BEGIN Supplied material

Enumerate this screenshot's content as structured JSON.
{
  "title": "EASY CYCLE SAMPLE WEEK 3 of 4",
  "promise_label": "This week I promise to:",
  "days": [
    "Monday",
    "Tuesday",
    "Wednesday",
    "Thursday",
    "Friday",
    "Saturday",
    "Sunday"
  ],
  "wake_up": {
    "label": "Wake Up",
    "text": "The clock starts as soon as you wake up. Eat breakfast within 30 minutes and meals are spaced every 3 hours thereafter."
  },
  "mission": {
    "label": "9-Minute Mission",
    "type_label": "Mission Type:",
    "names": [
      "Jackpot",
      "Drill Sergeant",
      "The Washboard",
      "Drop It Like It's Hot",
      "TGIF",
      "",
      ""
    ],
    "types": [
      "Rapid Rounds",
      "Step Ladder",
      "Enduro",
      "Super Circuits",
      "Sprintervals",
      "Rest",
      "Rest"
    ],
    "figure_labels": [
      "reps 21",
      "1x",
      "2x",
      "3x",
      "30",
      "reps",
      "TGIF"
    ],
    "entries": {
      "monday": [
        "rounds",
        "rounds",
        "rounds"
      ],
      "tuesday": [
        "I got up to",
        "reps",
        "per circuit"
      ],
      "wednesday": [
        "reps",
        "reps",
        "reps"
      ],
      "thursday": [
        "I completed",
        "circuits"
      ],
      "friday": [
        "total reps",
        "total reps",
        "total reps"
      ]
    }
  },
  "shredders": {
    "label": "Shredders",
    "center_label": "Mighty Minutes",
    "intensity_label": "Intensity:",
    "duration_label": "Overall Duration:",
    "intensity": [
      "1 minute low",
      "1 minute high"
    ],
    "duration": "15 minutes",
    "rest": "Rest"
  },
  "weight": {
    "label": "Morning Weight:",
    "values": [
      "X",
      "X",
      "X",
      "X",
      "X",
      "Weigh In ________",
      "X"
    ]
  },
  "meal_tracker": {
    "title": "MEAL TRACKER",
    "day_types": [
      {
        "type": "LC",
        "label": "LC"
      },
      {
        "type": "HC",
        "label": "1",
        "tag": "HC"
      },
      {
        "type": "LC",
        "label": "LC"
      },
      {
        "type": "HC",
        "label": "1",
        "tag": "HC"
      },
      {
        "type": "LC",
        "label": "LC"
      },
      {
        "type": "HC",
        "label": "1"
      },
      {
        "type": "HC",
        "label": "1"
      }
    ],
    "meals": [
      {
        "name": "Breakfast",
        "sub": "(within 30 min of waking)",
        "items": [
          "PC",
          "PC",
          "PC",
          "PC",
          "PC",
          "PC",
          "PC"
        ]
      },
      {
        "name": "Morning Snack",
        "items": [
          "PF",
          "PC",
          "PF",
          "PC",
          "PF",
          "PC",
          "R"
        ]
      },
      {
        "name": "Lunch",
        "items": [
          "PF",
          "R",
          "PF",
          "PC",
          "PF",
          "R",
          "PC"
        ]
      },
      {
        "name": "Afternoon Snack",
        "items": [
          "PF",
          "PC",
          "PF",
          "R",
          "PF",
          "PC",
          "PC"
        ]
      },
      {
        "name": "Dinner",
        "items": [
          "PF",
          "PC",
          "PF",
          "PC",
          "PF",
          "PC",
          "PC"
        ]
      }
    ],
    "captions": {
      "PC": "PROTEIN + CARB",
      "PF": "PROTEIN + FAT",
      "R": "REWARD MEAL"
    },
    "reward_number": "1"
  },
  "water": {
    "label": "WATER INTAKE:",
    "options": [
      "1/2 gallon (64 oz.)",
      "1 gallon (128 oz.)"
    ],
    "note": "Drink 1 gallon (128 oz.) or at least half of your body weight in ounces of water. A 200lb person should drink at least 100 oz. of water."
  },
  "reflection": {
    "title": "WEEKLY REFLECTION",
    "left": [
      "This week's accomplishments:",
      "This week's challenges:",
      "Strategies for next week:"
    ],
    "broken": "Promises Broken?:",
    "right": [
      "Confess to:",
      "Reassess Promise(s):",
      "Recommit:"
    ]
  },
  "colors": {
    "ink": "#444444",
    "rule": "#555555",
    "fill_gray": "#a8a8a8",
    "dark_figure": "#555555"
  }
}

END Supplied material

## [Problem]
Restate the full data above, keeping each word intact.

## [The completed task]
Enumerate this screenshot's content as structured JSON.
{
  "title": "EASY CYCLE SAMPLE WEEK 3 of 4",
  "promise_label": "This week I promise to:",
  "days": [
    "Monday",
    "Tuesday",
    "Wednesday",
    "Thursday",
    "Friday",
    "Saturday",
    "Sunday"
  ],
  "wake_up": {
    "label": "Wake Up",
    "text": "The clock starts as soon as you wake up. Eat breakfast within 30 minutes and meals are spaced every 3 hours thereafter."
  },
  "mission": {
    "label": "9-Minute Mission",
    "type_label": "Mission Type:",
    "names": [
      "Jackpot",
      "Drill Sergeant",
      "The Washboard",
      "Drop It Like It's Hot",
      "TGIF",
      "",
      ""
    ],
    "types": [
      "Rapid Rounds",
      "Step Ladder",
      "Enduro",
      "Super Circuits",
      "Sprintervals",
      "Rest",
      "Rest"
    ],
    "figure_labels": [
      "reps 21",
      "1x",
      "2x",
      "3x",
      "30",
      "reps",
      "TGIF"
    ],
    "entries": {
      "monday": [
        "rounds",
        "rounds",
        "rounds"
      ],
      "tuesday": [
        "I got up to",
        "reps",
        "per circuit"
      ],
      "wednesday": [
        "reps",
        "reps",
        "reps"
      ],
      "thursday": [
        "I completed",
        "circuits"
      ],
      "friday": [
        "total reps",
        "total reps",
        "total reps"
      ]
    }
  },
  "shredders": {
    "label": "Shredders",
    "center_label": "Mighty Minutes",
    "intensity_label": "Intensity:",
    "duration_label": "Overall Duration:",
    "intensity": [
      "1 minute low",
      "1 minute high"
    ],
    "duration": "15 minutes",
    "rest": "Rest"
  },
  "weight": {
    "label": "Morning Weight:",
    "values": [
      "X",
      "X",
      "X",
      "X",
      "X",
      "Weigh In ________",
      "X"
    ]
  },
  "meal_tracker": {
    "title": "MEAL TRACKER",
    "day_types": [
      {
        "type": "LC",
        "label": "LC"
      },
      {
        "type": "HC",
        "label": "1",
        "tag": "HC"
      },
      {
        "type": "LC",
        "label": "LC"
      },
      {
        "type": "HC",
        "label": "1",
        "tag": "HC"
      },
      {
        "type": "LC",
        "label": "LC"
      },
      {
        "type": "HC",
        "label": "1"
      },
      {
        "type": "HC",
        "label": "1"
      }
    ],
    "meals": [
      {
        "name": "Breakfast",
        "sub": "(within 30 min of waking)",
        "items": [
          "PC",
          "PC",
          "PC",
          "PC",
          "PC",
          "PC",
          "PC"
        ]
      },
      {
        "name": "Morning Snack",
        "items": [
          "PF",
          "PC",
          "PF",
          "PC",
          "PF",
          "PC",
          "R"
        ]
      },
      {
        "name": "Lunch",
        "items": [
          "PF",
          "R",
          "PF",
          "PC",
          "PF",
          "R",
          "PC"
        ]
      },
      {
        "name": "Afternoon Snack",
        "items": [
          "PF",
          "PC",
          "PF",
          "R",
          "PF",
          "PC",
          "PC"
        ]
      },
      {
        "name": "Dinner",
        "items": [
          "PF",
          "PC",
          "PF",
          "PC",
          "PF",
          "PC",
          "PC"
        ]
      }
    ],
    "captions": {
      "PC": "PROTEIN + CARB",
      "PF": "PROTEIN + FAT",
      "R": "REWARD MEAL"
    },
    "reward_number": "1"
  },
  "water": {
    "label": "WATER INTAKE:",
    "options": [
      "1/2 gallon (64 oz.)",
      "1 gallon (128 oz.)"
    ],
    "note": "Drink 1 gallon (128 oz.) or at least half of your body weight in ounces of water. A 200lb person should drink at least 100 oz. of water."
  },
  "reflection": {
    "title": "WEEKLY REFLECTION",
    "left": [
      "This week's accomplishments:",
      "This week's challenges:",
      "Strategies for next week:"
    ],
    "broken": "Promises Broken?:",
    "right": [
      "Confess to:",
      "Reassess Promise(s):",
      "Recommit:"
    ]
  },
  "colors": {
    "ink": "#444444",
    "rule": "#555555",
    "fill_gray": "#a8a8a8",
    "dark_figure": "#555555"
  }
}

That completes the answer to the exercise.